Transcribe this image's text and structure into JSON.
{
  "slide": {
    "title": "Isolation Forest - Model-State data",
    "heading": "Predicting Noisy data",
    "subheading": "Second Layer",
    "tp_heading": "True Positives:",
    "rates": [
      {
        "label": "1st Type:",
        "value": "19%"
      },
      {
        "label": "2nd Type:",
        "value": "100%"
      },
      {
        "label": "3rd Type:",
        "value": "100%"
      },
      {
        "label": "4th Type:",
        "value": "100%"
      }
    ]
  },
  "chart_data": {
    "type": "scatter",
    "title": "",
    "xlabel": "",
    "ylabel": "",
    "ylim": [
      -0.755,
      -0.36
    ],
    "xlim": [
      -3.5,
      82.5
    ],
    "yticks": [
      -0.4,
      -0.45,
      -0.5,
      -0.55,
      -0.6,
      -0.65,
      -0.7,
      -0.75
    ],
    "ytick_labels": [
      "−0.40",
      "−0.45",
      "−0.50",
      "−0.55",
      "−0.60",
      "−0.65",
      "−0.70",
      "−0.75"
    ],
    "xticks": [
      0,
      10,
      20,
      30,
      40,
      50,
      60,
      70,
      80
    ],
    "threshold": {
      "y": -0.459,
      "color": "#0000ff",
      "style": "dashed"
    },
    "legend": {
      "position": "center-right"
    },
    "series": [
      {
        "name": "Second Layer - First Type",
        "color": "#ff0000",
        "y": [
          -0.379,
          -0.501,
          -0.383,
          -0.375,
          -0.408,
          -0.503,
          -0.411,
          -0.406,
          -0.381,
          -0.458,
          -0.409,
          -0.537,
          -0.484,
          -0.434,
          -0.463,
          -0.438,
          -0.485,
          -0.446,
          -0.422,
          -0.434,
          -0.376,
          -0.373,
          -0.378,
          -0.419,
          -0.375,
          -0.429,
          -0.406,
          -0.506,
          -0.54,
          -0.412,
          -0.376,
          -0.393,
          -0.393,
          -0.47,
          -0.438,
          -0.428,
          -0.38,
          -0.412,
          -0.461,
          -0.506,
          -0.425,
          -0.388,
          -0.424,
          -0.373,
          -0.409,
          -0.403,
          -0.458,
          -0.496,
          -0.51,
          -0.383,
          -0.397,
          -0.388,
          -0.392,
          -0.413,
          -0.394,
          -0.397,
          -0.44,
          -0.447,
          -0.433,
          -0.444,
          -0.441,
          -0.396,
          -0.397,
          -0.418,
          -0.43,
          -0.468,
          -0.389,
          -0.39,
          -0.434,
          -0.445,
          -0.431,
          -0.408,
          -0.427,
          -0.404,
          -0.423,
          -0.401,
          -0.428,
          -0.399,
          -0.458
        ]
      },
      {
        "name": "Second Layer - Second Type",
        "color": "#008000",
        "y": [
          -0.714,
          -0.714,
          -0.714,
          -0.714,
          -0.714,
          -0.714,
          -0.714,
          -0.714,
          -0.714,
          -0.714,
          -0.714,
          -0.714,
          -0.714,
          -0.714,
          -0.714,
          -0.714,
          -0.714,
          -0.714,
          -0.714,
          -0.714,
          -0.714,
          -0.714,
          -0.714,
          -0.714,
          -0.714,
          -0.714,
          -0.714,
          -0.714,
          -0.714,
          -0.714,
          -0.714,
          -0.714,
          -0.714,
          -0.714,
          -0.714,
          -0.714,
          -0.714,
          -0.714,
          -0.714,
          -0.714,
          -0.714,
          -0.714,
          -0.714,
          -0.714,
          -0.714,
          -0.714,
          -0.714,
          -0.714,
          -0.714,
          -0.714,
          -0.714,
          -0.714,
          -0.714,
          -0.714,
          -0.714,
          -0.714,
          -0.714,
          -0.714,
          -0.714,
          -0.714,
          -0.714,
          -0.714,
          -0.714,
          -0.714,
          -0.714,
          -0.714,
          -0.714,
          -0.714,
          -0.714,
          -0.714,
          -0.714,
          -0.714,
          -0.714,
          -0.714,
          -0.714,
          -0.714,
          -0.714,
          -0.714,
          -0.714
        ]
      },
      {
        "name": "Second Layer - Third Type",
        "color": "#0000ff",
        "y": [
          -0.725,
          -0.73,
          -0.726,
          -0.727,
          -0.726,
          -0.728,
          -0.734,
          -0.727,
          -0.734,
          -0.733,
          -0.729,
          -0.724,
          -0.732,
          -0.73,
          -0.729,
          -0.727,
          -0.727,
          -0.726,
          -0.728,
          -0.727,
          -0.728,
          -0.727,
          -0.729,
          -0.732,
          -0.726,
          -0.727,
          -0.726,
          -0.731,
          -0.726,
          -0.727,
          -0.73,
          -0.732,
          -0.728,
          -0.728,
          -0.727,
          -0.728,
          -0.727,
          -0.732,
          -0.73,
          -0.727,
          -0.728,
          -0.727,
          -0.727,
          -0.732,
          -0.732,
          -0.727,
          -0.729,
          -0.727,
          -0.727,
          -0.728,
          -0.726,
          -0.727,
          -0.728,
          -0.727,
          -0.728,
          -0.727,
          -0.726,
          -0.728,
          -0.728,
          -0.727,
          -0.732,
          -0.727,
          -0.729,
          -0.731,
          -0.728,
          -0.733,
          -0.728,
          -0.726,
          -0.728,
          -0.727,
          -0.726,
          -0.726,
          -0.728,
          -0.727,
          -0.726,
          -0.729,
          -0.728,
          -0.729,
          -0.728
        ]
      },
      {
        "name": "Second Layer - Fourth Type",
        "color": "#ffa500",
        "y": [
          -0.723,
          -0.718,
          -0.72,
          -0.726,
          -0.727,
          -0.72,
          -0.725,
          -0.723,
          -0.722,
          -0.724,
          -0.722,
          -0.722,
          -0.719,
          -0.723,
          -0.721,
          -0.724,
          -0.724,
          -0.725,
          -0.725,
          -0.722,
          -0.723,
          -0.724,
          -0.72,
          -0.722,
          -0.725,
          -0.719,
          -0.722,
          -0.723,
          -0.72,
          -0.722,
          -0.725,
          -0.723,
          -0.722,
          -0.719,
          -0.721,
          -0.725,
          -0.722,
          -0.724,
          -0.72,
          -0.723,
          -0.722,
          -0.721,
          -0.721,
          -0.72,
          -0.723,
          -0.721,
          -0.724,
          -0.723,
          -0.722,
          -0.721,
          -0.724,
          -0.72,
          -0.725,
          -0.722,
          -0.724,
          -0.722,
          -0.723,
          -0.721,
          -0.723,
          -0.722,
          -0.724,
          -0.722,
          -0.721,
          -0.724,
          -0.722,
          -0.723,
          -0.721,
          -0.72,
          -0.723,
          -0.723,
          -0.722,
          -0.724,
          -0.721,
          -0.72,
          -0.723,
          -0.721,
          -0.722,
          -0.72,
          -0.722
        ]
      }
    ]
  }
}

+ + + +

_THE EXERCISE:_
All lines above containing the string "title" are to be collected.

_RESULT OF THE TASK:_
    "title": "Isolation Forest - Model-State data",
    "title": "",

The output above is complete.